• **WRITTEN EXERCISE**: Below is a block of records; repeat all of them exactly.
##### GIVEN DATA
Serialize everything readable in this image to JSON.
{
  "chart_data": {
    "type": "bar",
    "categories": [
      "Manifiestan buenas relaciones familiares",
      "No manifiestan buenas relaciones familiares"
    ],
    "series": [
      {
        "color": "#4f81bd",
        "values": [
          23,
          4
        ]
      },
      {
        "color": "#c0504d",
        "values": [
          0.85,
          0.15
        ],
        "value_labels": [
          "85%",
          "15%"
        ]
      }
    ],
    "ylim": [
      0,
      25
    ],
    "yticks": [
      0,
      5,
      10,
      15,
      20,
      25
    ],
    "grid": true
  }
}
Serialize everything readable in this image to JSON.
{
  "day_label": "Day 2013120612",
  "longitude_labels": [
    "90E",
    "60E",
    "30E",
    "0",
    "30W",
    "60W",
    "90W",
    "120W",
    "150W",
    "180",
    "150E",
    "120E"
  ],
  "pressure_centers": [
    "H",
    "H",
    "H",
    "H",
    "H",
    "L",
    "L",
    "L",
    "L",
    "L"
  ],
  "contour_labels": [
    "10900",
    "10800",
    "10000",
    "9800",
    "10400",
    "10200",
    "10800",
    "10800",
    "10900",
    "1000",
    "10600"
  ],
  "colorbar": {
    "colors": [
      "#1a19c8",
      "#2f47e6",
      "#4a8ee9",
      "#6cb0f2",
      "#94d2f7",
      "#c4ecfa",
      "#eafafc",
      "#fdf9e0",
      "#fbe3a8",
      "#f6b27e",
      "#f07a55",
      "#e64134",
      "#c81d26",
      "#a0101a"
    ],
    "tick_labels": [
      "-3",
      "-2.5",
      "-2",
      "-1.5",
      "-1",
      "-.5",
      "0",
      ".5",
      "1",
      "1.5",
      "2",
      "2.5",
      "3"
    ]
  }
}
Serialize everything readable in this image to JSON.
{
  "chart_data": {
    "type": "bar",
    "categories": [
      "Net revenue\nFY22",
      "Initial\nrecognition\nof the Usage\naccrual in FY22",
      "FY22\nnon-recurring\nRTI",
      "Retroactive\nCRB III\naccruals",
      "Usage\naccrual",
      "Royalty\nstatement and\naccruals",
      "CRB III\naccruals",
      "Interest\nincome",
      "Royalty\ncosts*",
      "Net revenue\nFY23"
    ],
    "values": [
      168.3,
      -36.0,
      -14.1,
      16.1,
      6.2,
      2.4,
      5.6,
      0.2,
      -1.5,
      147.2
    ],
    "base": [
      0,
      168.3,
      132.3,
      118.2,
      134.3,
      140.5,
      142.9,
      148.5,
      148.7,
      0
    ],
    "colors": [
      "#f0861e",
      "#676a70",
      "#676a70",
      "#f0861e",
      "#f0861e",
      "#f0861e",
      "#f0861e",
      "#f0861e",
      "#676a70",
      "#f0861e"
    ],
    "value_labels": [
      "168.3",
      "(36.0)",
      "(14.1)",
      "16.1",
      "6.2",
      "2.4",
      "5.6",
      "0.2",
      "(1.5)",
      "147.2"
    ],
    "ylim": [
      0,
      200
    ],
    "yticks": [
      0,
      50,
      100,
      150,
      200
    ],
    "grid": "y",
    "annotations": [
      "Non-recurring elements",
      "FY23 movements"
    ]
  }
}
##########
• **SOLUTION**:
Serialize everything readable in this image to JSON.
{
  "chart_data": {
    "type": "bar",
    "categories": [
      "Manifiestan buenas relaciones familiares",
      "No manifiestan buenas relaciones familiares"
    ],
    "series": [
      {
        "color": "#4f81bd",
        "values": [
          23,
          4
        ]
      },
      {
        "color": "#c0504d",
        "values": [
          0.85,
          0.15
        ],
        "value_labels": [
          "85%",
          "15%"
        ]
      }
    ],
    "ylim": [
      0,
      25
    ],
    "yticks": [
      0,
      5,
      10,
      15,
      20,
      25
    ],
    "grid": true
  }
}
Serialize everything readable in this image to JSON.
{
  "day_label": "Day 2013120612",
  "longitude_labels": [
    "90E",
    "60E",
    "30E",
    "0",
    "30W",
    "60W",
    "90W",
    "120W",
    "150W",
    "180",
    "150E",
    "120E"
  ],
  "pressure_centers": [
    "H",
    "H",
    "H",
    "H",
    "H",
    "L",
    "L",
    "L",
    "L",
    "L"
  ],
  "contour_labels": [
    "10900",
    "10800",
    "10000",
    "9800",
    "10400",
    "10200",
    "10800",
    "10800",
    "10900",
    "1000",
    "10600"
  ],
  "colorbar": {
    "colors": [
      "#1a19c8",
      "#2f47e6",
      "#4a8ee9",
      "#6cb0f2",
      "#94d2f7",
      "#c4ecfa",
      "#eafafc",
      "#fdf9e0",
      "#fbe3a8",
      "#f6b27e",
      "#f07a55",
      "#e64134",
      "#c81d26",
      "#a0101a"
    ],
    "tick_labels": [
      "-3",
      "-2.5",
      "-2",
      "-1.5",
      "-1",
      "-.5",
      "0",
      ".5",
      "1",
      "1.5",
      "2",
      "2.5",
      "3"
    ]
  }
}
Serialize everything readable in this image to JSON.
{
  "chart_data": {
    "type": "bar",
    "categories": [
      "Net revenue\nFY22",
      "Initial\nrecognition\nof the Usage\naccrual in FY22",
      "FY22\nnon-recurring\nRTI",
      "Retroactive\nCRB III\naccruals",
      "Usage\naccrual",
      "Royalty\nstatement and\naccruals",
      "CRB III\naccruals",
      "Interest\nincome",
      "Royalty\ncosts*",
      "Net revenue\nFY23"
    ],
    "values": [
      168.3,
      -36.0,
      -14.1,
      16.1,
      6.2,
      2.4,
      5.6,
      0.2,
      -1.5,
      147.2
    ],
    "base": [
      0,
      168.3,
      132.3,
      118.2,
      134.3,
      140.5,
      142.9,
      148.5,
      148.7,
      0
    ],
    "colors": [
      "#f0861e",
      "#676a70",
      "#676a70",
      "#f0861e",
      "#f0861e",
      "#f0861e",
      "#f0861e",
      "#f0861e",
      "#676a70",
      "#f0861e"
    ],
    "value_labels": [
      "168.3",
      "(36.0)",
      "(14.1)",
      "16.1",
      "6.2",
      "2.4",
      "5.6",
      "0.2",
      "(1.5)",
      "147.2"
    ],
    "ylim": [
      0,
      200
    ],
    "yticks": [
      0,
      50,
      100,
      150,
      200
    ],
    "grid": "y",
    "annotations": [
      "Non-recurring elements",
      "FY23 movements"
    ]
  }
}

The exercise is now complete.